# EXERCISE
Type out the material below exactly.

# DATA LINES

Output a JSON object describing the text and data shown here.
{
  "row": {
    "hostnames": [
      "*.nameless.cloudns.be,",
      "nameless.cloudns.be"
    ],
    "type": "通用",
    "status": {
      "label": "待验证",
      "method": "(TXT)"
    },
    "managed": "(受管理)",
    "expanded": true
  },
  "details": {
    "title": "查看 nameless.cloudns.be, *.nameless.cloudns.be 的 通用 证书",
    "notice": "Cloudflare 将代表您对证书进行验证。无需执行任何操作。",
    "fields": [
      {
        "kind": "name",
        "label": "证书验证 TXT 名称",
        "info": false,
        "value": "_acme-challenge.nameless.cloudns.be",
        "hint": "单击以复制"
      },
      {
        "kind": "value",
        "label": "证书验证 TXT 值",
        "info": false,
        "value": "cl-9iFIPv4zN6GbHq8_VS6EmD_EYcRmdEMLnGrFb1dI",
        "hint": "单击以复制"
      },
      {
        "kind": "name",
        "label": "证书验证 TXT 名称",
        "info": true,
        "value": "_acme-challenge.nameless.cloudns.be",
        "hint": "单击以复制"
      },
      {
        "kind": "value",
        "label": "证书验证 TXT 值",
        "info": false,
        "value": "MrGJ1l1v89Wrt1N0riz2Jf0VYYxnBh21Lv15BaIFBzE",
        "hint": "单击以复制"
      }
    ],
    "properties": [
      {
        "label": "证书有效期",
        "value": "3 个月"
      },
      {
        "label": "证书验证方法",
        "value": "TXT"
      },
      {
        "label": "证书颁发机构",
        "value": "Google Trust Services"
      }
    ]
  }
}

# WRITTEN SOLUTION
Output a JSON object describing the text and data shown here.
{
  "row": {
    "hostnames": [
      "*.nameless.cloudns.be,",
      "nameless.cloudns.be"
    ],
    "type": "通用",
    "status": {
      "label": "待验证",
      "method": "(TXT)"
    },
    "managed": "(受管理)",
    "expanded": true
  },
  "details": {
    "title": "查看 nameless.cloudns.be, *.nameless.cloudns.be 的 通用 证书",
    "notice": "Cloudflare 将代表您对证书进行验证。无需执行任何操作。",
    "fields": [
      {
        "kind": "name",
        "label": "证书验证 TXT 名称",
        "info": false,
        "value": "_acme-challenge.nameless.cloudns.be",
        "hint": "单击以复制"
      },
      {
        "kind": "value",
        "label": "证书验证 TXT 值",
        "info": false,
        "value": "cl-9iFIPv4zN6GbHq8_VS6EmD_EYcRmdEMLnGrFb1dI",
        "hint": "单击以复制"
      },
      {
        "kind": "name",
        "label": "证书验证 TXT 名称",
        "info": true,
        "value": "_acme-challenge.nameless.cloudns.be",
        "hint": "单击以复制"
      },
      {
        "kind": "value",
        "label": "证书验证 TXT 值",
        "info": false,
        "value": "MrGJ1l1v89Wrt1N0riz2Jf0VYYxnBh21Lv15BaIFBzE",
        "hint": "单击以复制"
      }
    ],
    "properties": [
      {
        "label": "证书有效期",
        "value": "3 个月"
      },
      {
        "label": "证书验证方法",
        "value": "TXT"
      },
      {
        "label": "证书颁发机构",
        "value": "Google Trust Services"
      }
    ]
  }
}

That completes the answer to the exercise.